=== Instructions to follow ===
From the listing below, extract every line containing "type".

=== Dataset extract ===

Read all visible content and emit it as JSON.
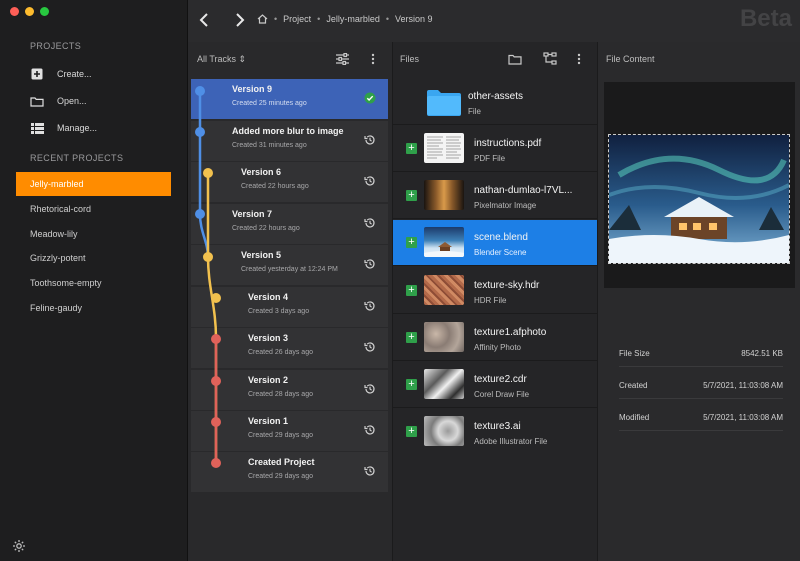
{
  "sidebar": {
    "projects_heading": "PROJECTS",
    "actions": [
      {
        "label": "Create...",
        "icon": "plus-square-icon"
      },
      {
        "label": "Open...",
        "icon": "folder-icon"
      },
      {
        "label": "Manage...",
        "icon": "list-icon"
      }
    ],
    "recent_heading": "RECENT PROJECTS",
    "recent": [
      {
        "label": "Jelly-marbled",
        "active": true
      },
      {
        "label": "Rhetorical-cord",
        "active": false
      },
      {
        "label": "Meadow-lily",
        "active": false
      },
      {
        "label": "Grizzly-potent",
        "active": false
      },
      {
        "label": "Toothsome-empty",
        "active": false
      },
      {
        "label": "Feline-gaudy",
        "active": false
      }
    ]
  },
  "topbar": {
    "breadcrumb": [
      "Project",
      "Jelly-marbled",
      "Version 9"
    ],
    "badge": "Beta"
  },
  "tracks": {
    "filter_label": "All Tracks",
    "items": [
      {
        "title": "Version 9",
        "subtitle": "Created 25 minutes ago",
        "selected": true,
        "status": "check-icon"
      },
      {
        "title": "Added more blur to image",
        "subtitle": "Created 31 minutes ago",
        "selected": false,
        "status": "history-icon"
      },
      {
        "title": "Version 6",
        "subtitle": "Created 22 hours ago",
        "selected": false,
        "status": "history-icon"
      },
      {
        "title": "Version 7",
        "subtitle": "Created 22 hours ago",
        "selected": false,
        "status": "history-icon"
      },
      {
        "title": "Version 5",
        "subtitle": "Created yesterday at 12:24 PM",
        "selected": false,
        "status": "history-icon"
      },
      {
        "title": "Version 4",
        "subtitle": "Created 3 days ago",
        "selected": false,
        "status": "history-icon"
      },
      {
        "title": "Version 3",
        "subtitle": "Created 26 days ago",
        "selected": false,
        "status": "history-icon"
      },
      {
        "title": "Version 2",
        "subtitle": "Created 28 days ago",
        "selected": false,
        "status": "history-icon"
      },
      {
        "title": "Version 1",
        "subtitle": "Created 29 days ago",
        "selected": false,
        "status": "history-icon"
      },
      {
        "title": "Created Project",
        "subtitle": "Created 29 days ago",
        "selected": false,
        "status": "history-icon"
      }
    ],
    "branch_colors": {
      "blue": "#4f8fe6",
      "yellow": "#f2c14e",
      "red": "#e0625a"
    }
  },
  "files": {
    "heading": "Files",
    "items": [
      {
        "name": "other-assets",
        "type": "File",
        "folder": true
      },
      {
        "name": "instructions.pdf",
        "type": "PDF File"
      },
      {
        "name": "nathan-dumlao-l7VL...",
        "type": "Pixelmator Image"
      },
      {
        "name": "scene.blend",
        "type": "Blender Scene",
        "selected": true
      },
      {
        "name": "texture-sky.hdr",
        "type": "HDR File"
      },
      {
        "name": "texture1.afphoto",
        "type": "Affinity Photo"
      },
      {
        "name": "texture2.cdr",
        "type": "Corel Draw File"
      },
      {
        "name": "texture3.ai",
        "type": "Adobe Illustrator File"
      }
    ]
  },
  "content": {
    "heading": "File Content",
    "meta": [
      {
        "label": "File Size",
        "value": "8542.51 KB"
      },
      {
        "label": "Created",
        "value": "5/7/2021, 11:03:08 AM"
      },
      {
        "label": "Modified",
        "value": "5/7/2021, 11:03:08 AM"
      }
    ]
  },
  "colors": {
    "accent": "#ff8c00",
    "selection": "#3d63b7",
    "file_selection": "#1d7fe6",
    "add": "#2fa04a"
  }
}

=== Written response ===
        "type": "File",
        "type": "PDF File"
        "type": "Pixelmator Image"
        "type": "Blender Scene",
        "type": "HDR File"
        "type": "Affinity Photo"
        "type": "Corel Draw File"
        "type": "Adobe Illustrator File"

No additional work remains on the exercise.